[Extracted data entries]

%%

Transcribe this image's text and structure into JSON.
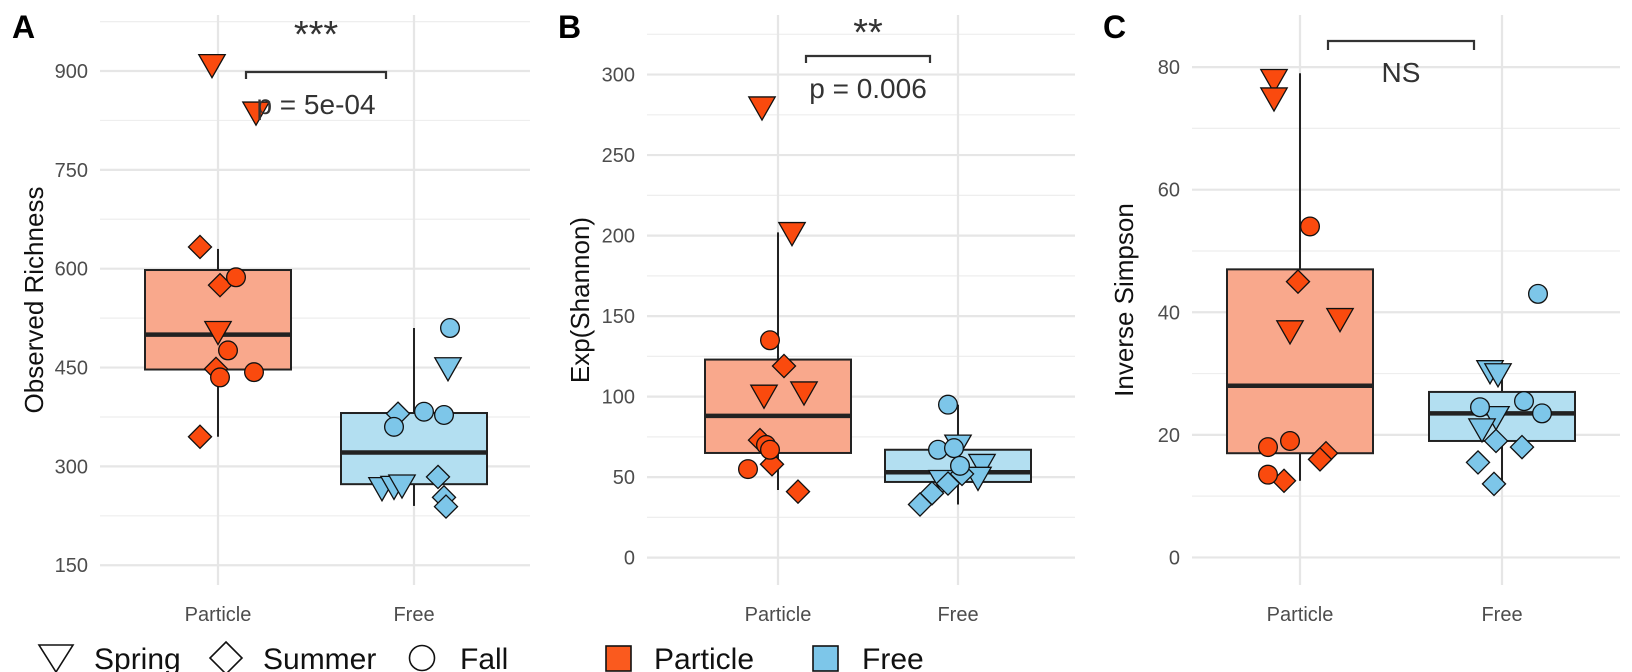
{
  "legend_seasons": {
    "items": [
      {
        "label": "Spring",
        "shape": "triangle"
      },
      {
        "label": "Summer",
        "shape": "diamond"
      },
      {
        "label": "Fall",
        "shape": "circle"
      }
    ]
  },
  "legend_fractions": {
    "items": [
      {
        "label": "Particle",
        "color": "#fa5a1e"
      },
      {
        "label": "Free",
        "color": "#7dc6e9"
      }
    ]
  },
  "colors": {
    "particle_point": "#fa4a0e",
    "free_point": "#7dc6e9",
    "particle_box": "#f9a88c",
    "free_box": "#b3dff1",
    "grid": "#e6e6e6",
    "ink": "#222222"
  },
  "chart_data": [
    {
      "panel_letter": "A",
      "type": "box",
      "categories": [
        "Particle",
        "Free"
      ],
      "ylabel": "Observed Richness",
      "ylim": [
        120,
        985
      ],
      "yticks": [
        150,
        300,
        450,
        600,
        750,
        900
      ],
      "grid": true,
      "significance": {
        "stars": "***",
        "pvalue": "p = 5e-04"
      },
      "boxes": [
        {
          "category": "Particle",
          "q1": 447,
          "median": 500,
          "q3": 598,
          "whisker_low": 345,
          "whisker_high": 630
        },
        {
          "category": "Free",
          "q1": 273,
          "median": 321,
          "q3": 381,
          "whisker_low": 240,
          "whisker_high": 510
        }
      ],
      "points": [
        {
          "category": "Particle",
          "season": "Spring",
          "x_offset": -0.03,
          "y": 910
        },
        {
          "category": "Particle",
          "season": "Spring",
          "x_offset": 0.19,
          "y": 838
        },
        {
          "category": "Particle",
          "season": "Spring",
          "x_offset": 0.0,
          "y": 505
        },
        {
          "category": "Particle",
          "season": "Summer",
          "x_offset": -0.09,
          "y": 633
        },
        {
          "category": "Particle",
          "season": "Summer",
          "x_offset": 0.01,
          "y": 575
        },
        {
          "category": "Particle",
          "season": "Summer",
          "x_offset": -0.01,
          "y": 448
        },
        {
          "category": "Particle",
          "season": "Summer",
          "x_offset": -0.09,
          "y": 345
        },
        {
          "category": "Particle",
          "season": "Fall",
          "x_offset": 0.09,
          "y": 587
        },
        {
          "category": "Particle",
          "season": "Fall",
          "x_offset": 0.05,
          "y": 476
        },
        {
          "category": "Particle",
          "season": "Fall",
          "x_offset": 0.01,
          "y": 435
        },
        {
          "category": "Particle",
          "season": "Fall",
          "x_offset": 0.18,
          "y": 443
        },
        {
          "category": "Free",
          "season": "Spring",
          "x_offset": 0.17,
          "y": 450
        },
        {
          "category": "Free",
          "season": "Spring",
          "x_offset": -0.16,
          "y": 268
        },
        {
          "category": "Free",
          "season": "Spring",
          "x_offset": -0.1,
          "y": 270
        },
        {
          "category": "Free",
          "season": "Spring",
          "x_offset": -0.06,
          "y": 272
        },
        {
          "category": "Free",
          "season": "Summer",
          "x_offset": -0.08,
          "y": 380
        },
        {
          "category": "Free",
          "season": "Summer",
          "x_offset": 0.12,
          "y": 284
        },
        {
          "category": "Free",
          "season": "Summer",
          "x_offset": 0.15,
          "y": 253
        },
        {
          "category": "Free",
          "season": "Summer",
          "x_offset": 0.16,
          "y": 239
        },
        {
          "category": "Free",
          "season": "Fall",
          "x_offset": 0.18,
          "y": 510
        },
        {
          "category": "Free",
          "season": "Fall",
          "x_offset": 0.05,
          "y": 383
        },
        {
          "category": "Free",
          "season": "Fall",
          "x_offset": 0.15,
          "y": 378
        },
        {
          "category": "Free",
          "season": "Fall",
          "x_offset": -0.1,
          "y": 360
        }
      ]
    },
    {
      "panel_letter": "B",
      "type": "box",
      "categories": [
        "Particle",
        "Free"
      ],
      "ylabel": "Exp(Shannon)",
      "ylim": [
        -17,
        337
      ],
      "yticks": [
        0,
        50,
        100,
        150,
        200,
        250,
        300
      ],
      "grid": true,
      "significance": {
        "stars": "**",
        "pvalue": "p = 0.006"
      },
      "boxes": [
        {
          "category": "Particle",
          "q1": 65,
          "median": 88,
          "q3": 123,
          "whisker_low": 42,
          "whisker_high": 202
        },
        {
          "category": "Free",
          "q1": 47,
          "median": 53,
          "q3": 67,
          "whisker_low": 33,
          "whisker_high": 95
        }
      ],
      "points": [
        {
          "category": "Particle",
          "season": "Spring",
          "x_offset": -0.08,
          "y": 280
        },
        {
          "category": "Particle",
          "season": "Spring",
          "x_offset": 0.07,
          "y": 202
        },
        {
          "category": "Particle",
          "season": "Spring",
          "x_offset": -0.07,
          "y": 101
        },
        {
          "category": "Particle",
          "season": "Spring",
          "x_offset": 0.13,
          "y": 103
        },
        {
          "category": "Particle",
          "season": "Summer",
          "x_offset": 0.03,
          "y": 119
        },
        {
          "category": "Particle",
          "season": "Summer",
          "x_offset": -0.09,
          "y": 73
        },
        {
          "category": "Particle",
          "season": "Summer",
          "x_offset": -0.03,
          "y": 58
        },
        {
          "category": "Particle",
          "season": "Summer",
          "x_offset": 0.1,
          "y": 41
        },
        {
          "category": "Particle",
          "season": "Fall",
          "x_offset": -0.04,
          "y": 135
        },
        {
          "category": "Particle",
          "season": "Fall",
          "x_offset": -0.06,
          "y": 70
        },
        {
          "category": "Particle",
          "season": "Fall",
          "x_offset": -0.04,
          "y": 67
        },
        {
          "category": "Particle",
          "season": "Fall",
          "x_offset": -0.15,
          "y": 55
        },
        {
          "category": "Free",
          "season": "Spring",
          "x_offset": 0.0,
          "y": 70
        },
        {
          "category": "Free",
          "season": "Spring",
          "x_offset": 0.12,
          "y": 58
        },
        {
          "category": "Free",
          "season": "Spring",
          "x_offset": -0.08,
          "y": 48
        },
        {
          "category": "Free",
          "season": "Spring",
          "x_offset": 0.1,
          "y": 50
        },
        {
          "category": "Free",
          "season": "Summer",
          "x_offset": -0.13,
          "y": 40
        },
        {
          "category": "Free",
          "season": "Summer",
          "x_offset": -0.19,
          "y": 33
        },
        {
          "category": "Free",
          "season": "Summer",
          "x_offset": -0.05,
          "y": 46
        },
        {
          "category": "Free",
          "season": "Summer",
          "x_offset": 0.02,
          "y": 52
        },
        {
          "category": "Free",
          "season": "Fall",
          "x_offset": -0.05,
          "y": 95
        },
        {
          "category": "Free",
          "season": "Fall",
          "x_offset": -0.1,
          "y": 67
        },
        {
          "category": "Free",
          "season": "Fall",
          "x_offset": -0.02,
          "y": 68
        },
        {
          "category": "Free",
          "season": "Fall",
          "x_offset": 0.01,
          "y": 57
        }
      ]
    },
    {
      "panel_letter": "C",
      "type": "box",
      "categories": [
        "Particle",
        "Free"
      ],
      "ylabel": "Inverse Simpson",
      "ylim": [
        -4.5,
        88.5
      ],
      "yticks": [
        0,
        20,
        40,
        60,
        80
      ],
      "grid": true,
      "significance": {
        "stars": "",
        "pvalue": "NS"
      },
      "boxes": [
        {
          "category": "Particle",
          "q1": 17,
          "median": 28,
          "q3": 47,
          "whisker_low": 12.5,
          "whisker_high": 79
        },
        {
          "category": "Free",
          "q1": 19,
          "median": 23.5,
          "q3": 27,
          "whisker_low": 12,
          "whisker_high": 31
        }
      ],
      "points": [
        {
          "category": "Particle",
          "season": "Spring",
          "x_offset": -0.13,
          "y": 78
        },
        {
          "category": "Particle",
          "season": "Spring",
          "x_offset": -0.13,
          "y": 75
        },
        {
          "category": "Particle",
          "season": "Spring",
          "x_offset": -0.05,
          "y": 37
        },
        {
          "category": "Particle",
          "season": "Spring",
          "x_offset": 0.2,
          "y": 39
        },
        {
          "category": "Particle",
          "season": "Summer",
          "x_offset": -0.01,
          "y": 45
        },
        {
          "category": "Particle",
          "season": "Summer",
          "x_offset": 0.13,
          "y": 17
        },
        {
          "category": "Particle",
          "season": "Summer",
          "x_offset": 0.1,
          "y": 16
        },
        {
          "category": "Particle",
          "season": "Summer",
          "x_offset": -0.08,
          "y": 12.5
        },
        {
          "category": "Particle",
          "season": "Fall",
          "x_offset": 0.05,
          "y": 54
        },
        {
          "category": "Particle",
          "season": "Fall",
          "x_offset": -0.05,
          "y": 19
        },
        {
          "category": "Particle",
          "season": "Fall",
          "x_offset": -0.16,
          "y": 18
        },
        {
          "category": "Particle",
          "season": "Fall",
          "x_offset": -0.16,
          "y": 13.5
        },
        {
          "category": "Free",
          "season": "Spring",
          "x_offset": -0.06,
          "y": 30.5
        },
        {
          "category": "Free",
          "season": "Spring",
          "x_offset": -0.02,
          "y": 30
        },
        {
          "category": "Free",
          "season": "Spring",
          "x_offset": -0.03,
          "y": 23
        },
        {
          "category": "Free",
          "season": "Spring",
          "x_offset": -0.1,
          "y": 21
        },
        {
          "category": "Free",
          "season": "Summer",
          "x_offset": -0.03,
          "y": 19
        },
        {
          "category": "Free",
          "season": "Summer",
          "x_offset": -0.12,
          "y": 15.5
        },
        {
          "category": "Free",
          "season": "Summer",
          "x_offset": -0.04,
          "y": 12
        },
        {
          "category": "Free",
          "season": "Summer",
          "x_offset": 0.1,
          "y": 18
        },
        {
          "category": "Free",
          "season": "Fall",
          "x_offset": 0.18,
          "y": 43
        },
        {
          "category": "Free",
          "season": "Fall",
          "x_offset": 0.11,
          "y": 25.5
        },
        {
          "category": "Free",
          "season": "Fall",
          "x_offset": 0.2,
          "y": 23.5
        },
        {
          "category": "Free",
          "season": "Fall",
          "x_offset": -0.11,
          "y": 24.5
        }
      ]
    }
  ]
}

%%

■ Request: Identify each line in the entries with the word "median" and copy it.

■ Full answer:
          "median": 500,
          "median": 321,
          "median": 88,
          "median": 53,
          "median": 28,
          "median": 23.5,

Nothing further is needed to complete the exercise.